[Dataset excerpt]
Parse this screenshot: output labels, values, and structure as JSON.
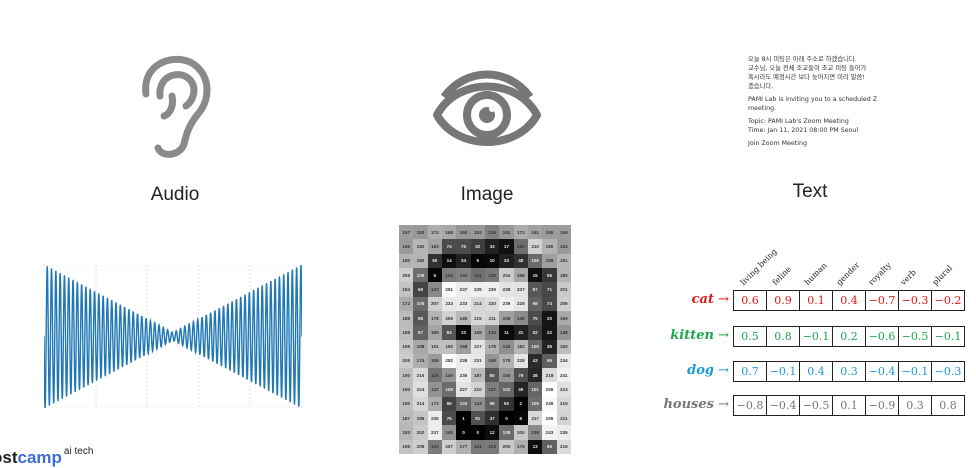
{
  "labels": {
    "audio": "Audio",
    "image": "Image",
    "text": "Text"
  },
  "icons": {
    "audio": "ear-icon",
    "image": "eye-icon"
  },
  "email": {
    "korean": "오늘 8시 미팅은 아래 주소로 하겠습니다.\n교수님, 오늘 전체 조교들이 조교 미팅 들어가\n혹시라도 예정시간 보다 늦어지면 미리 말씀!\n겠습니다.",
    "invite": "PAMI Lab is inviting you to a scheduled Z\nmeeting.",
    "topic": "Topic: PAMI Lab's Zoom Meeting\nTime: Jan 11, 2021 08:00 PM Seoul",
    "join": "Join Zoom Meeting"
  },
  "pixel_values": [
    [
      157,
      153,
      174,
      168,
      150,
      152,
      129,
      151,
      172,
      161,
      155,
      156
    ],
    [
      155,
      182,
      163,
      74,
      75,
      62,
      33,
      17,
      110,
      210,
      180,
      154
    ],
    [
      180,
      180,
      50,
      14,
      34,
      6,
      10,
      33,
      48,
      106,
      159,
      181
    ],
    [
      206,
      109,
      5,
      124,
      131,
      111,
      120,
      204,
      166,
      15,
      56,
      180
    ],
    [
      194,
      68,
      137,
      251,
      237,
      239,
      239,
      228,
      227,
      87,
      71,
      201
    ],
    [
      172,
      106,
      207,
      233,
      233,
      214,
      220,
      239,
      228,
      98,
      74,
      206
    ],
    [
      188,
      88,
      179,
      209,
      185,
      215,
      211,
      158,
      139,
      75,
      20,
      169
    ],
    [
      189,
      97,
      165,
      84,
      10,
      168,
      134,
      11,
      31,
      62,
      22,
      148
    ],
    [
      199,
      168,
      191,
      193,
      158,
      227,
      178,
      143,
      182,
      105,
      36,
      190
    ],
    [
      205,
      174,
      155,
      252,
      236,
      231,
      149,
      178,
      228,
      43,
      95,
      234
    ],
    [
      190,
      216,
      116,
      149,
      236,
      187,
      85,
      150,
      79,
      38,
      218,
      241
    ],
    [
      190,
      224,
      147,
      108,
      227,
      210,
      127,
      102,
      36,
      101,
      255,
      224
    ],
    [
      190,
      214,
      173,
      66,
      103,
      143,
      96,
      50,
      2,
      109,
      249,
      215
    ],
    [
      187,
      196,
      235,
      75,
      1,
      81,
      47,
      0,
      6,
      217,
      255,
      211
    ],
    [
      183,
      202,
      237,
      145,
      0,
      0,
      12,
      108,
      200,
      138,
      243,
      236
    ],
    [
      195,
      206,
      123,
      207,
      177,
      121,
      123,
      200,
      175,
      13,
      96,
      218
    ]
  ],
  "embedding": {
    "features": [
      "living being",
      "feline",
      "human",
      "gender",
      "royalty",
      "verb",
      "plural"
    ],
    "rows": [
      {
        "word": "cat",
        "arrow": "→",
        "color": "#e01818",
        "values": [
          "0.6",
          "0.9",
          "0.1",
          "0.4",
          "−0.7",
          "−0.3",
          "−0.2"
        ]
      },
      {
        "word": "kitten",
        "arrow": "→",
        "color": "#1aa84a",
        "values": [
          "0.5",
          "0.8",
          "−0.1",
          "0.2",
          "−0.6",
          "−0.5",
          "−0.1"
        ]
      },
      {
        "word": "dog",
        "arrow": "→",
        "color": "#1a9bd6",
        "values": [
          "0.7",
          "−0.1",
          "0.4",
          "0.3",
          "−0.4",
          "−0.1",
          "−0.3"
        ]
      },
      {
        "word": "houses",
        "arrow": "→",
        "color": "#777777",
        "values": [
          "−0.8",
          "−0.4",
          "−0.5",
          "0.1",
          "−0.9",
          "0.3",
          "0.8"
        ]
      }
    ]
  },
  "logo": {
    "prefix": "ost",
    "camp": "camp",
    "suffix": "ai tech"
  }
}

■ **WHAT IS NEEDED**
Search the data above for the string "color" and return every line that has it.

■ **SOLUTION TO THIS PROBLEM**
        "color": "#e01818",
        "color": "#1aa84a",
        "color": "#1a9bd6",
        "color": "#777777",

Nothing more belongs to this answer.